** begin SUPPLIED RECORDS **

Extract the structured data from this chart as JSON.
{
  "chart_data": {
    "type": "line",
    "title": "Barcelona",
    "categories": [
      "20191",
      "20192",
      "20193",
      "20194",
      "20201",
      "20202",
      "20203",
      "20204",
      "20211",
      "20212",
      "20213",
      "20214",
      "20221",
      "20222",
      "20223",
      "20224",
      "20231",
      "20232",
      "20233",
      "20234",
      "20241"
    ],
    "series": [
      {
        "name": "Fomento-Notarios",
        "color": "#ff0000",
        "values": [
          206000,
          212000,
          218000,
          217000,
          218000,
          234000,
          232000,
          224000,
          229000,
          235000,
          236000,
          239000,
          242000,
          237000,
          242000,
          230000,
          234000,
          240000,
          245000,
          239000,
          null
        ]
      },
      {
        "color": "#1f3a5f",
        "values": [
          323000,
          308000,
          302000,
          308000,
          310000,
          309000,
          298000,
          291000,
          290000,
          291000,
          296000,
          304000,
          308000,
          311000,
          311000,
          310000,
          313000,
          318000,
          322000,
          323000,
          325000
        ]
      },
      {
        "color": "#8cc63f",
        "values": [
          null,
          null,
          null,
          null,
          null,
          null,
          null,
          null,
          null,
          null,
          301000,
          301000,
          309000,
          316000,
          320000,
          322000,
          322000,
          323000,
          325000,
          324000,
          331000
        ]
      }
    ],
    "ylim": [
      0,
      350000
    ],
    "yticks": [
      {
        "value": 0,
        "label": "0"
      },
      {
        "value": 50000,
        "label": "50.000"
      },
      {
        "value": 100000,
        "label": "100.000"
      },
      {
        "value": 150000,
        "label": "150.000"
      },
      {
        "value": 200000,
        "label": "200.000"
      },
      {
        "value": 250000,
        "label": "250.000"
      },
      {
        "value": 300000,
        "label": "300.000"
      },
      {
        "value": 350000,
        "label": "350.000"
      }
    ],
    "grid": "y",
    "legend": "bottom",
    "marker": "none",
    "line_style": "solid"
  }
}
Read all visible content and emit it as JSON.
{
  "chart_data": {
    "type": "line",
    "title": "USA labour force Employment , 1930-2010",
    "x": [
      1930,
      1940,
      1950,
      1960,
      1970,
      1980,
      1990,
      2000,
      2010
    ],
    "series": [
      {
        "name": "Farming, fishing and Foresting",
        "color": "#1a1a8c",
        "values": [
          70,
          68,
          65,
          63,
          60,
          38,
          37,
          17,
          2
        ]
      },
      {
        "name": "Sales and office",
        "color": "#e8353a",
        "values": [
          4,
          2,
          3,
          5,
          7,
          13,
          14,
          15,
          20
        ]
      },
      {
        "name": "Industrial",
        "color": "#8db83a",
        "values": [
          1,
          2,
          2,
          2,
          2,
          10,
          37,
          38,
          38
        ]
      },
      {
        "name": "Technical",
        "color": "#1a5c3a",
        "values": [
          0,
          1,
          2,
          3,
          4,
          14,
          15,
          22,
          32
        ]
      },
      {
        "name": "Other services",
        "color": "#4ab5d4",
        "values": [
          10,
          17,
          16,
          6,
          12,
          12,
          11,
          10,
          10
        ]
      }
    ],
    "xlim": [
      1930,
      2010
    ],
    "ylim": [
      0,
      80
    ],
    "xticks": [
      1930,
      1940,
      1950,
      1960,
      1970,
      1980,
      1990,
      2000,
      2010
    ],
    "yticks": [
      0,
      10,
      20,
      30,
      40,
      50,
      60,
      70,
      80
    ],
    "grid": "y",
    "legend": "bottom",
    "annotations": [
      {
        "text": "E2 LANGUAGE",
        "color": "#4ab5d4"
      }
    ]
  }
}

** end SUPPLIED RECORDS **

> YOUR GOAL
All of the data must be returned exactly.

> TASK SOLUTION
Extract the structured data from this chart as JSON.
{
  "chart_data": {
    "type": "line",
    "title": "Barcelona",
    "categories": [
      "20191",
      "20192",
      "20193",
      "20194",
      "20201",
      "20202",
      "20203",
      "20204",
      "20211",
      "20212",
      "20213",
      "20214",
      "20221",
      "20222",
      "20223",
      "20224",
      "20231",
      "20232",
      "20233",
      "20234",
      "20241"
    ],
    "series": [
      {
        "name": "Fomento-Notarios",
        "color": "#ff0000",
        "values": [
          206000,
          212000,
          218000,
          217000,
          218000,
          234000,
          232000,
          224000,
          229000,
          235000,
          236000,
          239000,
          242000,
          237000,
          242000,
          230000,
          234000,
          240000,
          245000,
          239000,
          null
        ]
      },
      {
        "color": "#1f3a5f",
        "values": [
          323000,
          308000,
          302000,
          308000,
          310000,
          309000,
          298000,
          291000,
          290000,
          291000,
          296000,
          304000,
          308000,
          311000,
          311000,
          310000,
          313000,
          318000,
          322000,
          323000,
          325000
        ]
      },
      {
        "color": "#8cc63f",
        "values": [
          null,
          null,
          null,
          null,
          null,
          null,
          null,
          null,
          null,
          null,
          301000,
          301000,
          309000,
          316000,
          320000,
          322000,
          322000,
          323000,
          325000,
          324000,
          331000
        ]
      }
    ],
    "ylim": [
      0,
      350000
    ],
    "yticks": [
      {
        "value": 0,
        "label": "0"
      },
      {
        "value": 50000,
        "label": "50.000"
      },
      {
        "value": 100000,
        "label": "100.000"
      },
      {
        "value": 150000,
        "label": "150.000"
      },
      {
        "value": 200000,
        "label": "200.000"
      },
      {
        "value": 250000,
        "label": "250.000"
      },
      {
        "value": 300000,
        "label": "300.000"
      },
      {
        "value": 350000,
        "label": "350.000"
      }
    ],
    "grid": "y",
    "legend": "bottom",
    "marker": "none",
    "line_style": "solid"
  }
}
Read all visible content and emit it as JSON.
{
  "chart_data": {
    "type": "line",
    "title": "USA labour force Employment , 1930-2010",
    "x": [
      1930,
      1940,
      1950,
      1960,
      1970,
      1980,
      1990,
      2000,
      2010
    ],
    "series": [
      {
        "name": "Farming, fishing and Foresting",
        "color": "#1a1a8c",
        "values": [
          70,
          68,
          65,
          63,
          60,
          38,
          37,
          17,
          2
        ]
      },
      {
        "name": "Sales and office",
        "color": "#e8353a",
        "values": [
          4,
          2,
          3,
          5,
          7,
          13,
          14,
          15,
          20
        ]
      },
      {
        "name": "Industrial",
        "color": "#8db83a",
        "values": [
          1,
          2,
          2,
          2,
          2,
          10,
          37,
          38,
          38
        ]
      },
      {
        "name": "Technical",
        "color": "#1a5c3a",
        "values": [
          0,
          1,
          2,
          3,
          4,
          14,
          15,
          22,
          32
        ]
      },
      {
        "name": "Other services",
        "color": "#4ab5d4",
        "values": [
          10,
          17,
          16,
          6,
          12,
          12,
          11,
          10,
          10
        ]
      }
    ],
    "xlim": [
      1930,
      2010
    ],
    "ylim": [
      0,
      80
    ],
    "xticks": [
      1930,
      1940,
      1950,
      1960,
      1970,
      1980,
      1990,
      2000,
      2010
    ],
    "yticks": [
      0,
      10,
      20,
      30,
      40,
      50,
      60,
      70,
      80
    ],
    "grid": "y",
    "legend": "bottom",
    "annotations": [
      {
        "text": "E2 LANGUAGE",
        "color": "#4ab5d4"
      }
    ]
  }
}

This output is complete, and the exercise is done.